### [What the task asks]
From the records, pick out and copy each line containing "information".

[Stored entries]
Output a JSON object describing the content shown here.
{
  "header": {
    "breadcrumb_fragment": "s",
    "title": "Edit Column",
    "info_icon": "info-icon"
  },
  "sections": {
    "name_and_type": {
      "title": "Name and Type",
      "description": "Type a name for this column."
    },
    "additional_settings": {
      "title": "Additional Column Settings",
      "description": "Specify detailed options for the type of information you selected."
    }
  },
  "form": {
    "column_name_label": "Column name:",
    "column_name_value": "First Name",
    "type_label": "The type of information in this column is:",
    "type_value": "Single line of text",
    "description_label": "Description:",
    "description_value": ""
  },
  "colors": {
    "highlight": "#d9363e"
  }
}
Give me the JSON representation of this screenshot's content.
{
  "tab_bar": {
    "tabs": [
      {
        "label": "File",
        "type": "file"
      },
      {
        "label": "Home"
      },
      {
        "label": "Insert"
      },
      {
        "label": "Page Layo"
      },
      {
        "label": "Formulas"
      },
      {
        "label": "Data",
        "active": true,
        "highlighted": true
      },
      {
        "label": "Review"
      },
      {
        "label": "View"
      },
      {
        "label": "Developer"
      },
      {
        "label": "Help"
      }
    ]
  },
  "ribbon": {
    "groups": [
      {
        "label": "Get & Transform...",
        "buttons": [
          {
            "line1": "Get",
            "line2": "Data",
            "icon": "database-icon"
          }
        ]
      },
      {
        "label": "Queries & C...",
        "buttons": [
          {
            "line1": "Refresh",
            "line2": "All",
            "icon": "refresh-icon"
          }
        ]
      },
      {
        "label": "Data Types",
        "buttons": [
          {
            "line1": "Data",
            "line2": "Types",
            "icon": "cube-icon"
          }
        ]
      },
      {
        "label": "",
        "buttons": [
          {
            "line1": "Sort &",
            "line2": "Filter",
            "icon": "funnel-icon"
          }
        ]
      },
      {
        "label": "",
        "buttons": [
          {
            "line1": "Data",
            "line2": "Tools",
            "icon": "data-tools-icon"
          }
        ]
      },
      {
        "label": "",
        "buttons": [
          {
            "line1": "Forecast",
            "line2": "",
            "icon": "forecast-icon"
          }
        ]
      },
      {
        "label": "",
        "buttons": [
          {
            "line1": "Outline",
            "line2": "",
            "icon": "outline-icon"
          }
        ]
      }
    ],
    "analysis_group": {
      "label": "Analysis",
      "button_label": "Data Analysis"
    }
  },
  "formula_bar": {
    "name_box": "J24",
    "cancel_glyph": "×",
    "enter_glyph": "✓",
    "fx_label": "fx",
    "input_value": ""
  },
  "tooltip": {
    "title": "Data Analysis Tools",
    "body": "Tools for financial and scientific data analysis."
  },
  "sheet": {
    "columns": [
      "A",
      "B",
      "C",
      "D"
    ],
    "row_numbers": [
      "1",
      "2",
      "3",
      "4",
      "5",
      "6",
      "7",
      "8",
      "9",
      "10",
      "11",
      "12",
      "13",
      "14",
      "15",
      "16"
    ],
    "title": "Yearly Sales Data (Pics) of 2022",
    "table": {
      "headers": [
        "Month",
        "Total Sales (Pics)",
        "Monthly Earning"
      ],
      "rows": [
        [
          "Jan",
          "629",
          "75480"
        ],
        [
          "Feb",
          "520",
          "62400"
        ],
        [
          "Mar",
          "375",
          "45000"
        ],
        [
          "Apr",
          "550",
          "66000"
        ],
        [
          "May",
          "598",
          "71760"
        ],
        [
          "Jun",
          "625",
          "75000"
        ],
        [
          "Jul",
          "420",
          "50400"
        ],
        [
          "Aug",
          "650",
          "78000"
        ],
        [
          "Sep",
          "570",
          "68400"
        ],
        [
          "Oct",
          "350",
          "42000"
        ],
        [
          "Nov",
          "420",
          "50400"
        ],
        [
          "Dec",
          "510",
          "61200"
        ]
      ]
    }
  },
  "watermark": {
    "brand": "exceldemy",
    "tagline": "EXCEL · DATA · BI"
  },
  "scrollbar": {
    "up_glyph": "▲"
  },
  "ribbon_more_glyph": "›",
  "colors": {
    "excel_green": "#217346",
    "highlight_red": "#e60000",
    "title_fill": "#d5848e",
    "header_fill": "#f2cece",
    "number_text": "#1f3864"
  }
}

### [Solution below]
      "description": "Specify detailed options for the type of information you selected."
    "type_label": "The type of information in this column is:",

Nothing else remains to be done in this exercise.